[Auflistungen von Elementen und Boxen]
┄┄┄┄┄┄

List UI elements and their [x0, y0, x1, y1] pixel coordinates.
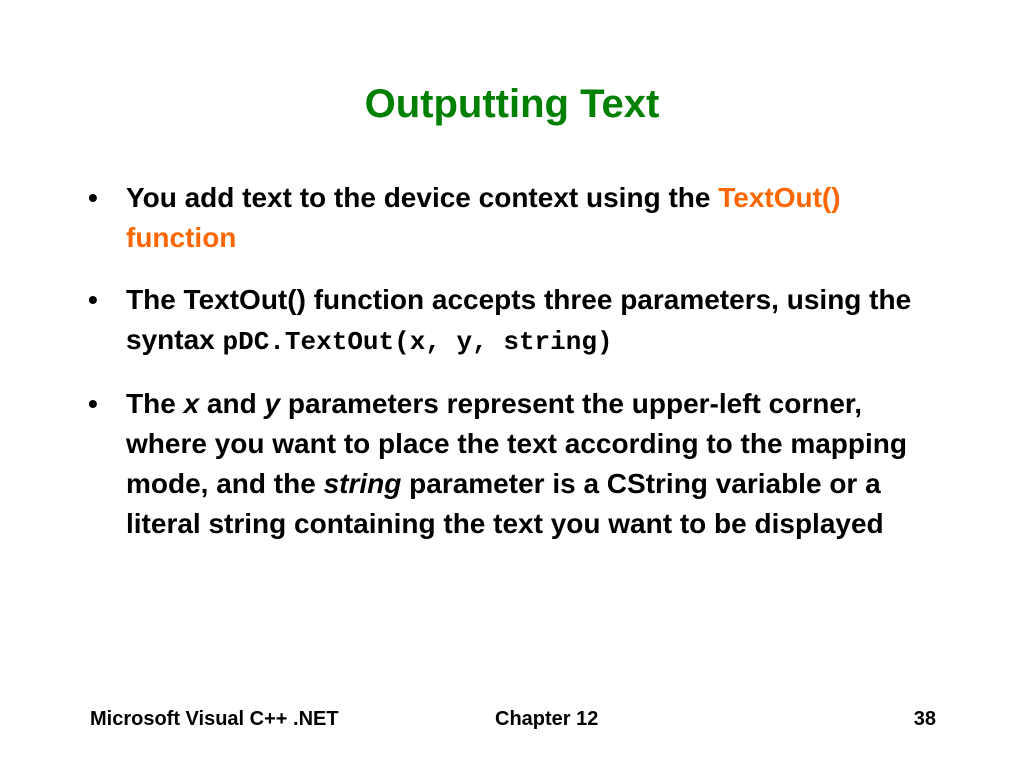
footer-left: Microsoft Visual C++ .NET [90, 708, 339, 730]
highlight-text: TextOut() function [126, 182, 841, 253]
variable-y: y [264, 388, 281, 419]
bullet-text: The [126, 388, 184, 419]
bullet-text: You add text to the device context using the [126, 182, 719, 213]
bullet-item [88, 384, 948, 544]
footer-center: Chapter 12 [495, 708, 599, 730]
variable-string: string [323, 468, 402, 499]
code-syntax: pDC.TextOut(x, y, string) [222, 327, 613, 357]
bullet-dot-icon: • [88, 388, 98, 419]
variable-x: x [183, 388, 200, 419]
footer-page-number: 38 [913, 708, 936, 730]
bullet-list [88, 178, 948, 566]
bullet-item [88, 280, 948, 362]
slide-title: Outputting Text [364, 82, 660, 126]
bullet-text: and [199, 388, 265, 419]
bullet-text: parameters represent the upper-left corner, where you want to place the text according to the mapping mode, and the [126, 388, 907, 499]
bullet-text: parameter is a CString variable or a literal string containing the text you want to be displayed [126, 468, 884, 539]
bullet-item [88, 178, 948, 258]
bullet-dot-icon: • [88, 182, 98, 213]
bullet-text: The TextOut() function accepts three parameters, using the syntax [126, 284, 912, 355]
bullet-dot-icon: • [88, 284, 98, 315]
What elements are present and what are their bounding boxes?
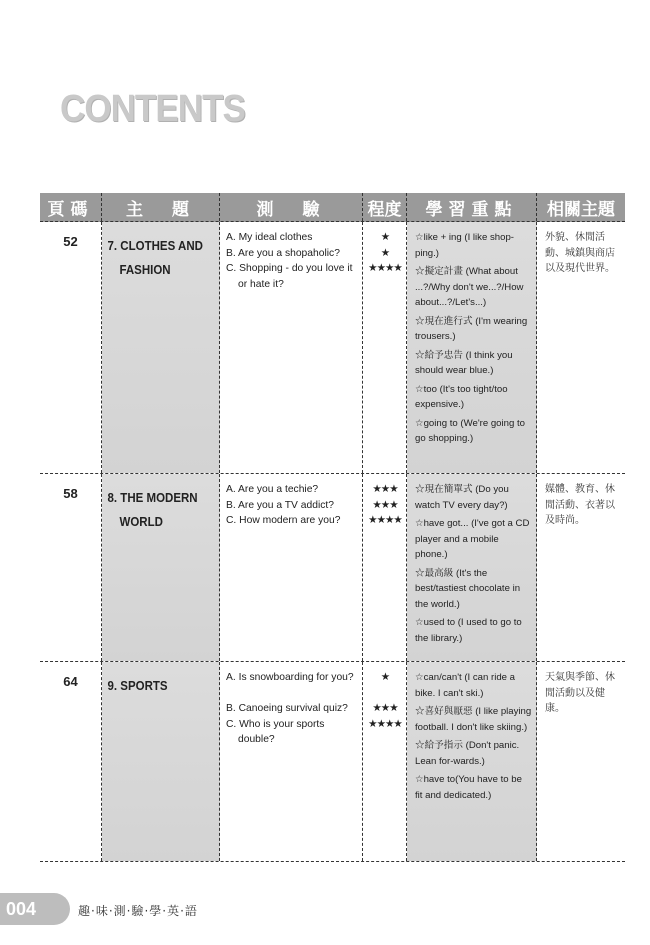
difficulty-stars: ★★★ — [372, 483, 398, 495]
learning-point: ☆too (It's too tight/too expensive.) — [415, 383, 508, 410]
page-ref: 64 — [40, 662, 102, 861]
difficulty-stars: ★★★★ — [368, 514, 402, 526]
quiz-row — [220, 513, 406, 529]
page-ref: 52 — [40, 222, 102, 473]
difficulty-stars: ★ — [380, 671, 390, 683]
learning-point: ☆給予忠告 (I think you should wear blue.) — [415, 349, 513, 376]
quiz-cell — [220, 222, 407, 473]
related-topics: 媒體、教育、休閒活動、衣著以及時尚。 — [545, 484, 615, 526]
quiz-row — [220, 246, 406, 262]
header-topic: 主 題 — [102, 193, 220, 221]
quiz-item: A. Is snowboarding for you? — [226, 672, 354, 683]
quiz-item: C. How modern are you? — [226, 515, 341, 526]
related-topics: 天氣與季節、休閒活動以及健康。 — [545, 672, 615, 714]
table-row — [40, 662, 625, 862]
learning-point: ☆擬定計畫 (What about ...?/Why don't we...?/How about...?/Let's...) — [415, 266, 524, 308]
difficulty-stars: ★ — [380, 231, 390, 243]
contents-table — [40, 193, 625, 862]
quiz-row — [220, 261, 406, 292]
learning-points-cell — [407, 474, 537, 661]
quiz-item: C. Who is your sports double? — [226, 718, 325, 745]
header-level: 程度 — [363, 193, 407, 221]
quiz-row — [220, 230, 406, 246]
quiz-item: B. Canoeing survival quiz? — [226, 703, 348, 714]
table-row — [40, 474, 625, 662]
topic-cell — [102, 662, 220, 861]
learning-point: ☆like + ing (I like shop-ping.) — [415, 232, 514, 259]
learning-point: ☆have got... (I've got a CD player and a mobile phone.) — [415, 518, 530, 560]
difficulty-stars: ★★★★ — [368, 262, 402, 274]
topic-line: 7. CLOTHES AND — [107, 239, 203, 253]
header-quiz: 測 驗 — [220, 193, 363, 221]
topic-line: 9. SPORTS — [107, 679, 168, 693]
topic-line: WORLD — [119, 515, 163, 529]
topic-cell — [102, 474, 220, 661]
quiz-row — [220, 498, 406, 514]
learning-points-cell — [407, 222, 537, 473]
quiz-item: A. My ideal clothes — [226, 232, 313, 243]
quiz-item: B. Are you a shopaholic? — [226, 247, 340, 259]
book-title: 趣·味·測·驗·學·英·語 — [78, 904, 198, 918]
learning-point: ☆給予指示 (Don't panic. Lean for-wards.) — [415, 740, 520, 767]
quiz-row — [220, 717, 406, 748]
difficulty-stars: ★★★ — [372, 702, 398, 714]
learning-point: ☆喜好與厭惡 (I like playing football. I don't like skiing.) — [415, 706, 532, 733]
topic-cell — [102, 222, 220, 473]
header-related-topics: 相關主題 — [547, 199, 615, 220]
learning-point: ☆going to (We're going to go shopping.) — [415, 417, 525, 444]
quiz-item: B. Are you a TV addict? — [226, 499, 334, 511]
quiz-item: C. Shopping - do you love it or hate it? — [226, 263, 353, 290]
quiz-row — [220, 701, 406, 717]
learning-point: ☆can/can't (I can ride a bike. I can't ski.) — [415, 672, 516, 699]
learning-point: ☆have to(You have to be fit and dedicated.) — [415, 774, 522, 801]
table-row — [40, 222, 625, 474]
related-topics: 外貌、休閒活動、城鎮與商店以及現代世界。 — [545, 232, 615, 274]
header-page: 頁碼 — [40, 193, 102, 221]
learning-points-cell — [407, 662, 537, 861]
quiz-item: A. Are you a techie? — [226, 484, 319, 495]
difficulty-stars: ★★★★ — [368, 717, 402, 730]
quiz-cell — [220, 662, 407, 861]
page-number-badge: 004 — [0, 893, 70, 925]
difficulty-stars: ★ — [380, 246, 390, 259]
learning-point: ☆現在簡單式 (Do you watch TV every day?) — [415, 484, 509, 511]
page-title: CONTENTS — [60, 88, 245, 130]
quiz-cell — [220, 474, 407, 661]
quiz-row — [220, 670, 406, 701]
header-learning-points: 學習重點 — [407, 193, 537, 221]
quiz-row — [220, 482, 406, 498]
page-ref: 58 — [40, 474, 102, 661]
topic-line: FASHION — [119, 263, 171, 277]
learning-point: ☆最高級 (It's the best/tastiest chocolate in the world.) — [415, 567, 521, 610]
difficulty-stars: ★★★ — [372, 498, 398, 511]
table-header — [40, 193, 625, 222]
learning-point: ☆現在進行式 (I'm wearing trousers.) — [415, 315, 528, 342]
topic-line: 8. THE MODERN — [107, 491, 198, 505]
learning-point: ☆used to (I used to go to the library.) — [415, 617, 522, 644]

┄┄┄┄┄┄

▶ **Die Aufgabe**:
Überführe alles von der Zeile mit „footer-left: Microsoft Visual“ bis hinunter zur Zeile mit „footer-center: Chapter 12“, beide eingeschlossen, in eine JSON-Liste von Zeichenketten. Jede Zeile wird dabei ein eigener Eintrag, Leerzeilen entfallen.

▶ **Ergebnis der Aufgabe**:
[
  "footer-left: Microsoft Visual C++ .NET [90, 708, 339, 730]",
  "highlight-text: TextOut() function [126, 182, 841, 253]",
  "variable-y: y [264, 388, 281, 419]",
  "bullet-text: The [126, 388, 184, 419]",
  "bullet-text: You add text to the device context using the [126, 182, 719, 213]",
  "bullet-item [88, 384, 948, 544]",
  "footer-center: Chapter 12 [495, 708, 599, 730]"
]